— Start Extracted data —

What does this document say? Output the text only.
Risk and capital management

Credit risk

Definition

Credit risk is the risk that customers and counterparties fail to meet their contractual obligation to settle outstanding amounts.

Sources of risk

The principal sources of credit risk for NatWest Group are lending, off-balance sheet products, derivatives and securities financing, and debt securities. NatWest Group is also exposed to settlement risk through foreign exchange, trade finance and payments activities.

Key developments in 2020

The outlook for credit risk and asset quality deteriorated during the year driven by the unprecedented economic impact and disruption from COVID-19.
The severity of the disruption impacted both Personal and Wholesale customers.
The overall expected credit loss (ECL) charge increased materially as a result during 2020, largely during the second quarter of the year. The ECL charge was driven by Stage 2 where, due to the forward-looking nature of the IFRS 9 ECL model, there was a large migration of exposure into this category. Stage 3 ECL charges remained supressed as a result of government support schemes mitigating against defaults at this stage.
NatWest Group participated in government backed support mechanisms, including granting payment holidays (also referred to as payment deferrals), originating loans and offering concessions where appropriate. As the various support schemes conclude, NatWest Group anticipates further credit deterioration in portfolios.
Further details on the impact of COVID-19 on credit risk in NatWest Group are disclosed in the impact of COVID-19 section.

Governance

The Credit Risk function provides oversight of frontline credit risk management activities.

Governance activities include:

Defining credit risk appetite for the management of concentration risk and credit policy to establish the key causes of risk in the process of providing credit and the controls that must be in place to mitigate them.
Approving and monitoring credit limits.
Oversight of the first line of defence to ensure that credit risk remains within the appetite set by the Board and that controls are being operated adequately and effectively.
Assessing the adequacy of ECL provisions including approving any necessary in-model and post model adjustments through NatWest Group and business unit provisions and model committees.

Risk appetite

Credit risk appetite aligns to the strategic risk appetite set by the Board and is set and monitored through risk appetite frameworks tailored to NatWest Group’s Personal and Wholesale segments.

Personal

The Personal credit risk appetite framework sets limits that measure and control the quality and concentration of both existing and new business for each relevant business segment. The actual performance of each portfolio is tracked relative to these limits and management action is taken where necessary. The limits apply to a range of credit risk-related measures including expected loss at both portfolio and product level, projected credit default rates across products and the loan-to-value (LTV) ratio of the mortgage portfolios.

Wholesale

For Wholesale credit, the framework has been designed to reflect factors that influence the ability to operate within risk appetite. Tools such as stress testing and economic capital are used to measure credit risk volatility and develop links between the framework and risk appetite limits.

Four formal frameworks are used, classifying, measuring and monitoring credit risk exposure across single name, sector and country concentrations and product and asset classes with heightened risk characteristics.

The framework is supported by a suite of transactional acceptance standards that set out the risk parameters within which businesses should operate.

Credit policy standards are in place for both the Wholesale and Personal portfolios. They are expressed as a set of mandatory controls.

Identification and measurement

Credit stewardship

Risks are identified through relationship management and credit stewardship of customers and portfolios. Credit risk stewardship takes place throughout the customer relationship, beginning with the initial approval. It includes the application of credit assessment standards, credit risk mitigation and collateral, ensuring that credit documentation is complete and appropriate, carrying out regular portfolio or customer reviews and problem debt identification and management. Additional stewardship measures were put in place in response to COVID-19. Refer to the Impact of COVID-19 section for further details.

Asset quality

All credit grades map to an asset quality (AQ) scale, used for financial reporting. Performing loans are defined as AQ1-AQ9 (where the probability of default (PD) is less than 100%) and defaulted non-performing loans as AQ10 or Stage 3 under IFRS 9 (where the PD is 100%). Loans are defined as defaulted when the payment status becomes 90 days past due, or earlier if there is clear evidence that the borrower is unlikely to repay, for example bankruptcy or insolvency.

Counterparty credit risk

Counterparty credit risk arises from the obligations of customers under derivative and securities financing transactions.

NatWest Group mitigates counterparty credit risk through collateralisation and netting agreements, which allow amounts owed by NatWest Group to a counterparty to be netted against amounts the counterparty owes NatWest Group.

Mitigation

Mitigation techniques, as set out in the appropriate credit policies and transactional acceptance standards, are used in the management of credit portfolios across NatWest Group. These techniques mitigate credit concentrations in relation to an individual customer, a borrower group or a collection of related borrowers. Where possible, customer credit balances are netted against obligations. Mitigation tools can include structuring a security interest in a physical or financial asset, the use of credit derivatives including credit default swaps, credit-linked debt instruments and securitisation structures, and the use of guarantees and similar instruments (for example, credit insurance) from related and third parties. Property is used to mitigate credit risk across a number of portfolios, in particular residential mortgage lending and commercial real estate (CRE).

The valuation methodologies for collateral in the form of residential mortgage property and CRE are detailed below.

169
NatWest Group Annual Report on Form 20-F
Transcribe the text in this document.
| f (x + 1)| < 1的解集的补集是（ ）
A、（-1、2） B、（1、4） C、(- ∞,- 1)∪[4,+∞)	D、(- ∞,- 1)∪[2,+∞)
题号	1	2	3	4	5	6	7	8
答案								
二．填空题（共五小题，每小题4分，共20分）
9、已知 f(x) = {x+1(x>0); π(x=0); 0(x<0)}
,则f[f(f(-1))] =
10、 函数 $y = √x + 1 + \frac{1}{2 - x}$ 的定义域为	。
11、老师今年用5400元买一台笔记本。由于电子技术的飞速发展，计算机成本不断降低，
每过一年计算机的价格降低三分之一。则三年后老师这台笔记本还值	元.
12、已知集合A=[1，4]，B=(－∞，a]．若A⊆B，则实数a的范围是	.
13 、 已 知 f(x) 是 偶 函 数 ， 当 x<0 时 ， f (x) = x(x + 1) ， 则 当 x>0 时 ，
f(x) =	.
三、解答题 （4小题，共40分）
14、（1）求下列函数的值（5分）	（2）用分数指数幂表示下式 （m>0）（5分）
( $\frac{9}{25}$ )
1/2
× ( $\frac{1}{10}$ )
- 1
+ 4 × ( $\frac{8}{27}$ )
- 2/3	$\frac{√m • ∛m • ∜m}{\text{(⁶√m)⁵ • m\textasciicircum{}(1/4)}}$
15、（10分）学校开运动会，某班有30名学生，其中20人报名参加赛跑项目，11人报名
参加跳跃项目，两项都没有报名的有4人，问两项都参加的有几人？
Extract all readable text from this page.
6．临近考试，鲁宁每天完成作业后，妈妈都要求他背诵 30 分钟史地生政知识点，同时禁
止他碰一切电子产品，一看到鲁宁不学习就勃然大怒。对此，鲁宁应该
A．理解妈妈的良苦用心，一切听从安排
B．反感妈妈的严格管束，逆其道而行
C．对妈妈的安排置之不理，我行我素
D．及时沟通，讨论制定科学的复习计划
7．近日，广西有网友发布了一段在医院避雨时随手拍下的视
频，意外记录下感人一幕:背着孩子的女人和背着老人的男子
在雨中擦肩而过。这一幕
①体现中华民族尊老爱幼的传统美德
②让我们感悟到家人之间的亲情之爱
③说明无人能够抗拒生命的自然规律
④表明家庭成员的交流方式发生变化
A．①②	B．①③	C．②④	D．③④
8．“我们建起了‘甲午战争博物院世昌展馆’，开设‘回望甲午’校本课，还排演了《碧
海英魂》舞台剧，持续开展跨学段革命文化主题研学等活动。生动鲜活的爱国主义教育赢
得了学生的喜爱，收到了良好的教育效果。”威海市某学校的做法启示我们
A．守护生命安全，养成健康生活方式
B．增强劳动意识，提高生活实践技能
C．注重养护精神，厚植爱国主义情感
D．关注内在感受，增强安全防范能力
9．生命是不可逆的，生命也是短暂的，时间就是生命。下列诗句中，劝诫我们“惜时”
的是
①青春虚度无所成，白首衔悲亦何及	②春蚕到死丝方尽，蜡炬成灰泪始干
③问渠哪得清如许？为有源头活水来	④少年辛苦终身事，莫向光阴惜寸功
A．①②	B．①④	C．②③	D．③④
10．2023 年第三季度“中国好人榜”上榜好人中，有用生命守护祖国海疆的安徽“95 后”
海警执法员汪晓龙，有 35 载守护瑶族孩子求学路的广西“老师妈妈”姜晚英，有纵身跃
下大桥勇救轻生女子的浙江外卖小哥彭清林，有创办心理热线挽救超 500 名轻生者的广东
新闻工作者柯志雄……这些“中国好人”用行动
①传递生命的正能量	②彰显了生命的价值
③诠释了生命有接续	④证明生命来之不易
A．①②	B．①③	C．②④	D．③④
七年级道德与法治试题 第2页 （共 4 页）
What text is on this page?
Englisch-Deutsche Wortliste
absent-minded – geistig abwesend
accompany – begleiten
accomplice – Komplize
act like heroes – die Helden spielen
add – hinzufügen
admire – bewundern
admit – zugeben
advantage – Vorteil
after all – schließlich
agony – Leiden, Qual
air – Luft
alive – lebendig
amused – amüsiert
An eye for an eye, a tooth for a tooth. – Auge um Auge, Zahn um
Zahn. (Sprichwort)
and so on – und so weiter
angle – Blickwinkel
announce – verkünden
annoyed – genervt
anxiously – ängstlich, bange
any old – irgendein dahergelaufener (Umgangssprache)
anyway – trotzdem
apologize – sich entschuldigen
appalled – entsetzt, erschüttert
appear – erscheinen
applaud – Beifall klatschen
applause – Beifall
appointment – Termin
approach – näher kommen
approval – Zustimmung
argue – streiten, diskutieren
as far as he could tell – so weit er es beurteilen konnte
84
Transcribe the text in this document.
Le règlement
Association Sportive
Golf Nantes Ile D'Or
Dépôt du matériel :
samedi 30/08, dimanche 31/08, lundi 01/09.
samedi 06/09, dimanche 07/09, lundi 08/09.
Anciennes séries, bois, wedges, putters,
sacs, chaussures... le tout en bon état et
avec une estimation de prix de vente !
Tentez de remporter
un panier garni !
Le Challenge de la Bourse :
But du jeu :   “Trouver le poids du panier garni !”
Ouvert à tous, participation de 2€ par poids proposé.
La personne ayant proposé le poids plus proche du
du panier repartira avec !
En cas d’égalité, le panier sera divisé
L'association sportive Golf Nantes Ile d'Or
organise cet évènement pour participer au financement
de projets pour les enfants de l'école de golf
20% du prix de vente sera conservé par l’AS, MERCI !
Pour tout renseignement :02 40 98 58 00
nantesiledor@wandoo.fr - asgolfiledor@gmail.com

— End Extracted data —

_Description of the task:_ Each line above that holds the string "tout" should be copied and shown.

_Solution:_
sacs, chaussures... le tout en bon état et
Pour tout renseignement :02 40 98 58 00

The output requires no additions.